— BEGIN Dataset excerpts —
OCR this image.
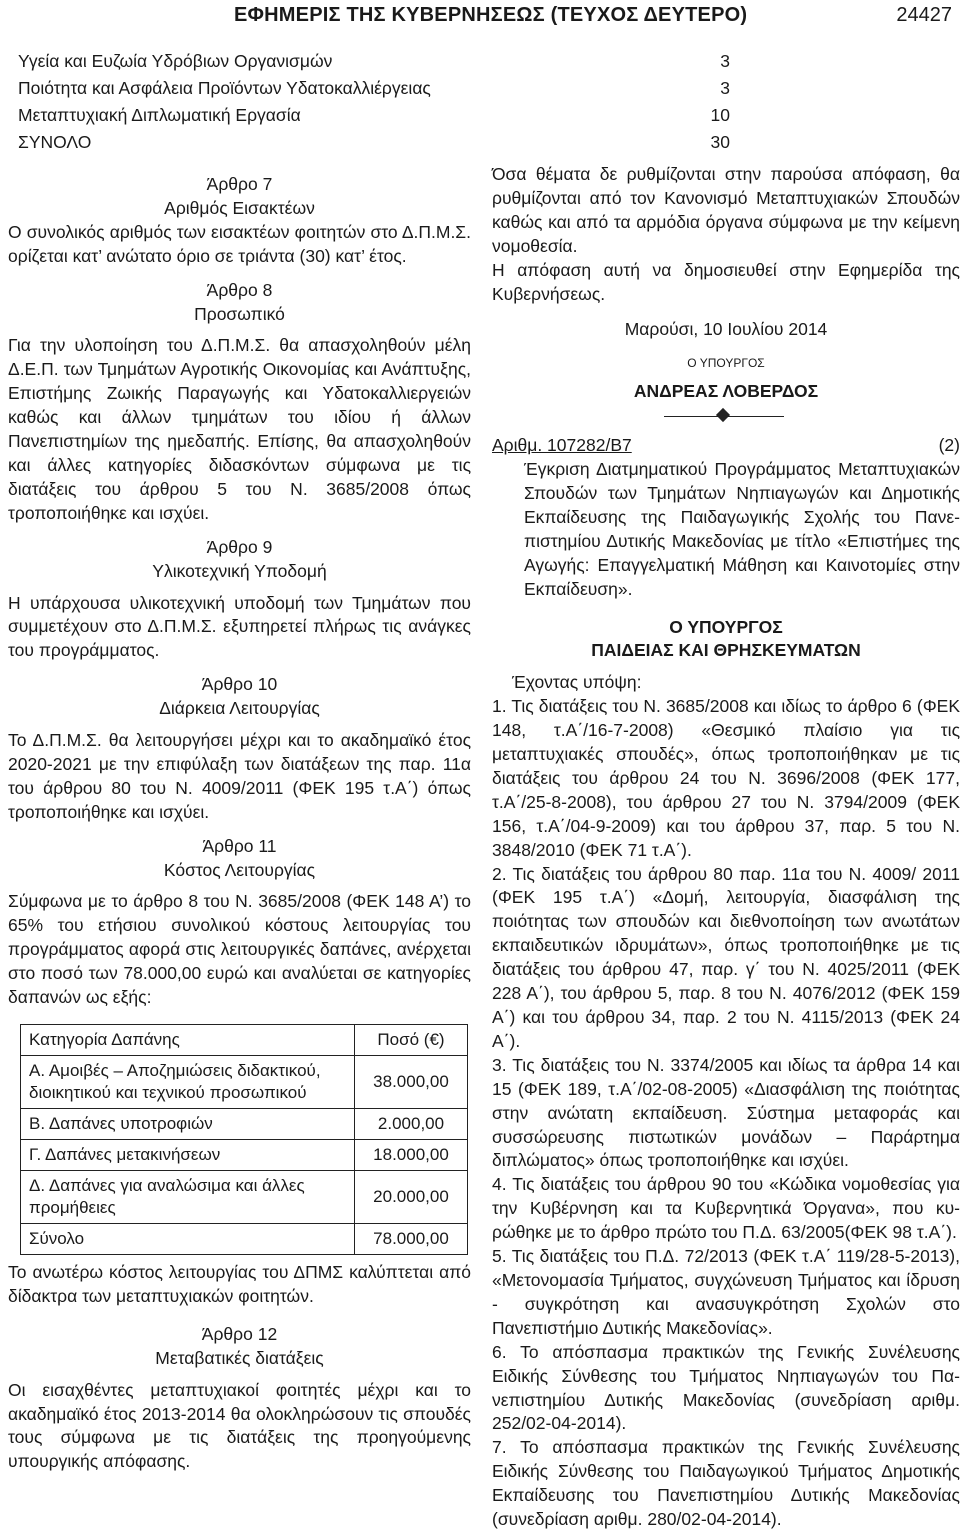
ΕΦΗΜΕΡΙΣ ΤΗΣ ΚΥΒΕΡΝΗΣΕΩΣ (ΤΕΥΧΟΣ ΔΕΥΤΕΡΟ)	24427
Υγεία και Ευζωία Υδρόβιων Οργανισμών	3
Ποιότητα και Ασφάλεια Προϊόντων Υδατοκαλλιέργειας	3
Μεταπτυχιακή Διπλωματική Εργασία	10
ΣΥΝΟΛΟ	30
Άρθρο 7
Αριθμός Εισακτέων

Ο συνολικός αριθμός των εισακτέων φοιτητών στο Δ.Π.Μ.Σ. ορίζεται κατ’ ανώτατο όριο σε τριάντα (30) κατ’ έτος.

Άρθρο 8
Προσωπικό

Για την υλοποίηση του Δ.Π.Μ.Σ. θα απασχοληθούν μέλη Δ.Ε.Π. των Τμημάτων Αγροτικής Οικονομίας και Ανάπτυξης, Επιστήμης Ζωικής Παραγωγής και Υδατοκαλλιεργειών καθώς και άλλων τμημάτων του ιδίου ή άλλων Πανεπιστημίων της ημεδαπής. Επίσης, θα απασχοληθούν και άλλες κατηγορίες διδασκόντων σύμφωνα με τις διατάξεις του άρθρου 5 του Ν. 3685/2008 όπως τροποποιήθηκε και ισχύει.

Άρθρο 9
Υλικοτεχνική Υποδομή

Η υπάρχουσα υλικοτεχνική υποδομή των Τμημάτων που συμμετέχουν στο Δ.Π.Μ.Σ. εξυπηρετεί πλήρως τις ανάγκες του προγράμματος.

Άρθρο 10
Διάρκεια Λειτουργίας

Το Δ.Π.Μ.Σ. θα λειτουργήσει μέχρι και το ακαδημαϊκό έτος 2020-2021 με την επιφύλαξη των διατάξεων της παρ. 11α του άρθρου 80 του Ν. 4009/2011 (ΦΕΚ 195 τ.Α΄) όπως τροποποιήθηκε και ισχύει.

Άρθρο 11
Κόστος Λειτουργίας

Σύμφωνα με το άρθρο 8 του Ν. 3685/2008 (ΦΕΚ 148 Α’) το 65% του ετήσιου συνολικού κόστους λειτουργίας του προγράμματος αφορά στις λειτουργικές δαπάνες, ανέρχεται στο ποσό των 78.000,00 ευρώ και αναλύεται σε κατηγορίες δαπανών ως εξής:

Κατηγορία Δαπάνης	Ποσό (€)
Α. Αμοιβές – Αποζημιώσεις διδακτικού, διοικητικού και τεχνικού προσωπικού	38.000,00
Β. Δαπάνες υποτροφιών	2.000,00
Γ. Δαπάνες μετακινήσεων	18.000,00
Δ. Δαπάνες για αναλώσιμα και άλλες προμήθειες	20.000,00
Σύνολο	78.000,00

Το ανωτέρω κόστος λειτουργίας του ΔΠΜΣ καλύπτεται από δίδακτρα των μεταπτυχιακών φοιτητών.

Άρθρο 12
Μεταβατικές διατάξεις

Οι εισαχθέντες μεταπτυχιακοί φοιτητές μέχρι και το ακαδημαϊκό έτος 2013-2014 θα ολοκληρώσουν τις σπουδές τους σύμφωνα με τις διατάξεις της προηγούμενης υπουργικής απόφασης.

Όσα θέματα δε ρυθμίζονται στην παρούσα απόφαση, θα ρυθμίζονται από τον Κανονισμό Μεταπτυχιακών Σπουδών καθώς και από τα αρμόδια όργανα σύμφωνα με την κείμενη νομοθεσία.

Η απόφαση αυτή να δημοσιευθεί στην Εφημερίδα της Κυβερνήσεως.

Μαρούσι, 10 Ιουλίου 2014
Ο ΥΠΟΥΡΓΟΣ
ΑΝΔΡΕΑΣ ΛΟΒΕΡΔΟΣ
Αριθμ. 107282/Β7	(2)

Έγκριση Διατμηματικού Προγράμματος Μεταπτυχιακών Σπουδών των Τμημάτων Νηπιαγωγών και Δημοτικής Εκπαίδευσης της Παιδαγωγικής Σχολής του Πανεπιστημίου Δυτικής Μακεδονίας με τίτλο «Επιστήμες της Αγωγής: Επαγγελματική Μάθηση και Καινοτομίες στην Εκπαίδευση».

Ο ΥΠΟΥΡΓΟΣ
ΠΑΙΔΕΙΑΣ ΚΑΙ ΘΡΗΣΚΕΥΜΑΤΩΝ

Έχοντας υπόψη:

1. Τις διατάξεις του Ν. 3685/2008 και ιδίως το άρθρο 6 (ΦΕΚ 148, τ.Α΄/16-7-2008) «Θεσμικό πλαίσιο για τις μεταπτυχιακές σπουδές», όπως τροποποιήθηκαν με τις διατάξεις του άρθρου 24 του Ν. 3696/2008 (ΦΕΚ 177, τ.Α΄/25-8-2008), του άρθρου 27 του Ν. 3794/2009 (ΦΕΚ 156, τ.Α΄/04-9-2009) και του άρθρου 37, παρ. 5 του Ν. 3848/2010 (ΦΕΚ 71 τ.Α΄).

2. Τις διατάξεις του άρθρου 80 παρ. 11α του Ν. 4009/ 2011 (ΦΕΚ 195 τ.Α΄) «Δομή, λειτουργία, διασφάλιση της ποιότητας των σπουδών και διεθνοποίηση των ανωτάτων εκπαιδευτικών ιδρυμάτων», όπως τροποποιήθηκε με τις διατάξεις του άρθρου 47, παρ. γ΄ του Ν. 4025/2011 (ΦΕΚ 228 Α΄), του άρθρου 5, παρ. 8 του Ν. 4076/2012 (ΦΕΚ 159 Α΄) και του άρθρου 34, παρ. 2 του Ν. 4115/2013 (ΦΕΚ 24 Α΄).

3. Τις διατάξεις του Ν. 3374/2005 και ιδίως τα άρθρα 14 και 15 (ΦΕΚ 189, τ.Α΄/02-08-2005) «Διασφάλιση της ποιότητας στην ανώτατη εκπαίδευση. Σύστημα μεταφοράς και συσσώρευσης πιστωτικών μονάδων – Παράρτημα διπλώματος» όπως τροποποιήθηκε και ισχύει.

4. Τις διατάξεις του άρθρου 90 του «Κώδικα νομοθεσίας για την Κυβέρνηση και τα Κυβερνητικά Όργανα», που κυρώθηκε με το άρθρο πρώτο του Π.Δ. 63/2005(ΦΕΚ 98 τ.Α΄).

5. Τις διατάξεις του Π.Δ. 72/2013 (ΦΕΚ τ.Α΄ 119/28-5-2013), «Μετονομασία Τμήματος, συγχώνευση Τμήματος και ίδρυση - συγκρότηση και ανασυγκρότηση Σχολών στο Πανεπιστήμιο Δυτικής Μακεδονίας».

6. Το απόσπασμα πρακτικών της Γενικής Συνέλευσης Ειδικής Σύνθεσης του Τμήματος Νηπιαγωγών του Πανεπιστημίου Δυτικής Μακεδονίας (συνεδρίαση αριθμ. 252/02-04-2014).

7. Το απόσπασμα πρακτικών της Γενικής Συνέλευσης Ειδικής Σύνθεσης του Παιδαγωγικού Τμήματος Δημοτικής Εκπαίδευσης του Πανεπιστημίου Δυτικής Μακεδονίας (συνεδρίαση αριθμ. 280/02-04-2014).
— END Dataset excerpts —
— Job —
Using the listing above, say how many of its lines contain the string "Δυτικής", giving nothing but the figure.

— The answer —
4